Start of DATASET EXTRACT

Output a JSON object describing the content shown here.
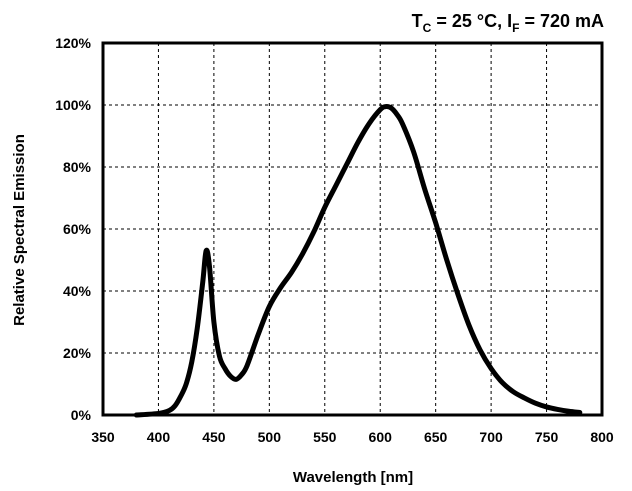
{
  "chart_data": {
    "type": "line",
    "title": {
      "prefix": "T",
      "sub1": "C",
      "mid": " = 25 °C, I",
      "sub2": "F",
      "suffix": " = 720 mA"
    },
    "xlabel": "Wavelength  [nm]",
    "ylabel": "Relative Spectral Emission",
    "xlim": [
      350,
      800
    ],
    "ylim": [
      0,
      120
    ],
    "x_ticks": [
      350,
      400,
      450,
      500,
      550,
      600,
      650,
      700,
      750,
      800
    ],
    "y_ticks": [
      0,
      20,
      40,
      60,
      80,
      100,
      120
    ],
    "y_tick_labels": [
      "0%",
      "20%",
      "40%",
      "60%",
      "80%",
      "100%",
      "120%"
    ],
    "grid": true,
    "line_color": "#000000",
    "series": [
      {
        "x": [
          380,
          400,
          410,
          415,
          420,
          425,
          430,
          435,
          440,
          443,
          446,
          450,
          455,
          460,
          465,
          470,
          475,
          480,
          490,
          500,
          510,
          520,
          530,
          540,
          550,
          560,
          570,
          580,
          590,
          600,
          605,
          610,
          615,
          620,
          630,
          640,
          650,
          660,
          670,
          680,
          690,
          700,
          710,
          720,
          730,
          740,
          750,
          760,
          770,
          780
        ],
        "y": [
          0,
          0.5,
          1.5,
          3,
          6,
          10,
          17,
          28,
          43,
          53,
          48,
          30,
          19,
          15,
          12.5,
          11.5,
          13,
          16,
          26,
          35,
          41,
          46,
          52,
          59,
          67,
          74,
          81,
          88,
          94,
          98.5,
          99.5,
          99,
          97,
          94,
          85,
          73,
          62,
          50,
          39,
          29,
          21,
          15,
          10.5,
          7.5,
          5.5,
          3.8,
          2.6,
          1.8,
          1.2,
          0.8
        ]
      }
    ]
  }
}
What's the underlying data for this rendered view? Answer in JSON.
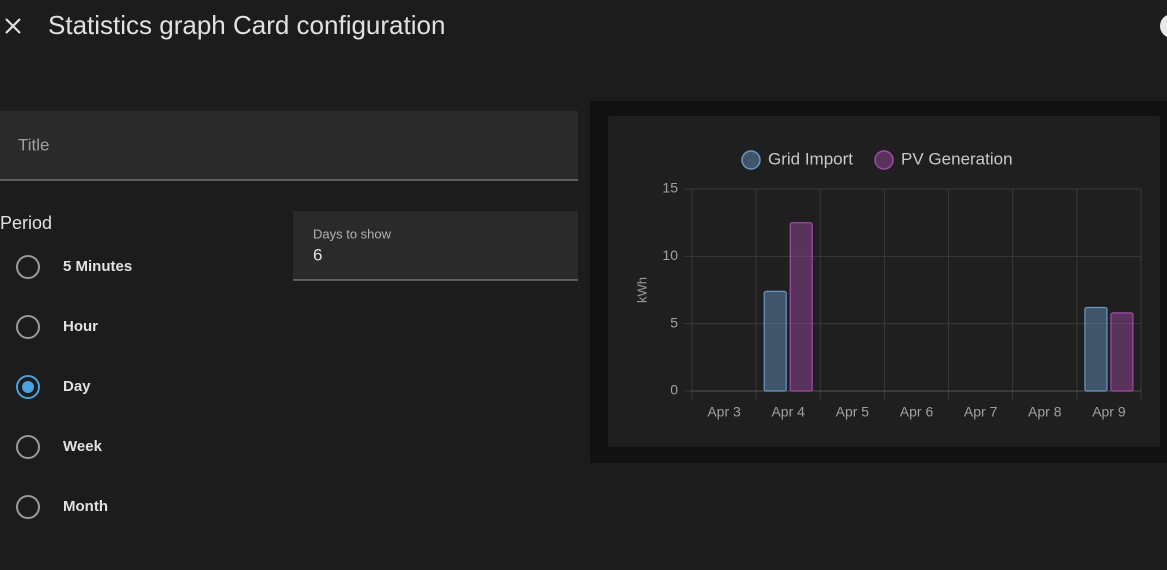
{
  "header": {
    "title": "Statistics graph Card configuration"
  },
  "form": {
    "title_field": {
      "label": "Title"
    },
    "period": {
      "label": "Period",
      "options": [
        "5 Minutes",
        "Hour",
        "Day",
        "Week",
        "Month"
      ],
      "selected": 2
    },
    "days_to_show": {
      "label": "Days to show",
      "value": 6
    }
  },
  "chart_data": {
    "type": "bar",
    "y_label": "kWh",
    "categories": [
      "Apr 3",
      "Apr 4",
      "Apr 5",
      "Apr 6",
      "Apr 7",
      "Apr 8",
      "Apr 9"
    ],
    "series": [
      {
        "name": "Grid Import",
        "color": "#6a96c6",
        "values": [
          0,
          7.4,
          0,
          0,
          0,
          0,
          6.2
        ]
      },
      {
        "name": "PV Generation",
        "color": "#a24ca8",
        "values": [
          0,
          12.5,
          0,
          0,
          0,
          0,
          5.8
        ]
      }
    ],
    "ylim": [
      0,
      15
    ],
    "yticks": [
      0,
      5,
      10,
      15
    ],
    "grid": true
  }
}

End of DATASET EXTRACT

Leave the pictures out and output the rest of the listing exactly.

Output a JSON object describing the content shown here.
{
  "chart_data": {
    "type": "line",
    "title": {
      "prefix": "T",
      "sub1": "C",
      "mid": " = 25 °C, I",
      "sub2": "F",
      "suffix": " = 720 mA"
    },
    "xlabel": "Wavelength  [nm]",
    "ylabel": "Relative Spectral Emission",
    "xlim": [
      350,
      800
    ],
    "ylim": [
      0,
      120
    ],
    "x_ticks": [
      350,
      400,
      450,
      500,
      550,
      600,
      650,
      700,
      750,
      800
    ],
    "y_ticks": [
      0,
      20,
      40,
      60,
      80,
      100,
      120
    ],
    "y_tick_labels": [
      "0%",
      "20%",
      "40%",
      "60%",
      "80%",
      "100%",
      "120%"
    ],
    "grid": true,
    "line_color": "#000000",
    "series": [
      {
        "x": [
          380,
          400,
          410,
          415,
          420,
          425,
          430,
          435,
          440,
          443,
          446,
          450,
          455,
          460,
          465,
          470,
          475,
          480,
          490,
          500,
          510,
          520,
          530,
          540,
          550,
          560,
          570,
          580,
          590,
          600,
          605,
          610,
          615,
          620,
          630,
          640,
          650,
          660,
          670,
          680,
          690,
          700,
          710,
          720,
          730,
          740,
          750,
          760,
          770,
          780
        ],
        "y": [
          0,
          0.5,
          1.5,
          3,
          6,
          10,
          17,
          28,
          43,
          53,
          48,
          30,
          19,
          15,
          12.5,
          11.5,
          13,
          16,
          26,
          35,
          41,
          46,
          52,
          59,
          67,
          74,
          81,
          88,
          94,
          98.5,
          99.5,
          99,
          97,
          94,
          85,
          73,
          62,
          50,
          39,
          29,
          21,
          15,
          10.5,
          7.5,
          5.5,
          3.8,
          2.6,
          1.8,
          1.2,
          0.8
        ]
      }
    ]
  }
}
What's the underlying data for this rendered view? Answer in JSON.
{
  "header": {
    "title": "Statistics graph Card configuration"
  },
  "form": {
    "title_field": {
      "label": "Title"
    },
    "period": {
      "label": "Period",
      "options": [
        "5 Minutes",
        "Hour",
        "Day",
        "Week",
        "Month"
      ],
      "selected": 2
    },
    "days_to_show": {
      "label": "Days to show",
      "value": 6
    }
  },
  "chart_data": {
    "type": "bar",
    "y_label": "kWh",
    "categories": [
      "Apr 3",
      "Apr 4",
      "Apr 5",
      "Apr 6",
      "Apr 7",
      "Apr 8",
      "Apr 9"
    ],
    "series": [
      {
        "name": "Grid Import",
        "color": "#6a96c6",
        "values": [
          0,
          7.4,
          0,
          0,
          0,
          0,
          6.2
        ]
      },
      {
        "name": "PV Generation",
        "color": "#a24ca8",
        "values": [
          0,
          12.5,
          0,
          0,
          0,
          0,
          5.8
        ]
      }
    ],
    "ylim": [
      0,
      15
    ],
    "yticks": [
      0,
      5,
      10,
      15
    ],
    "grid": true
  }
}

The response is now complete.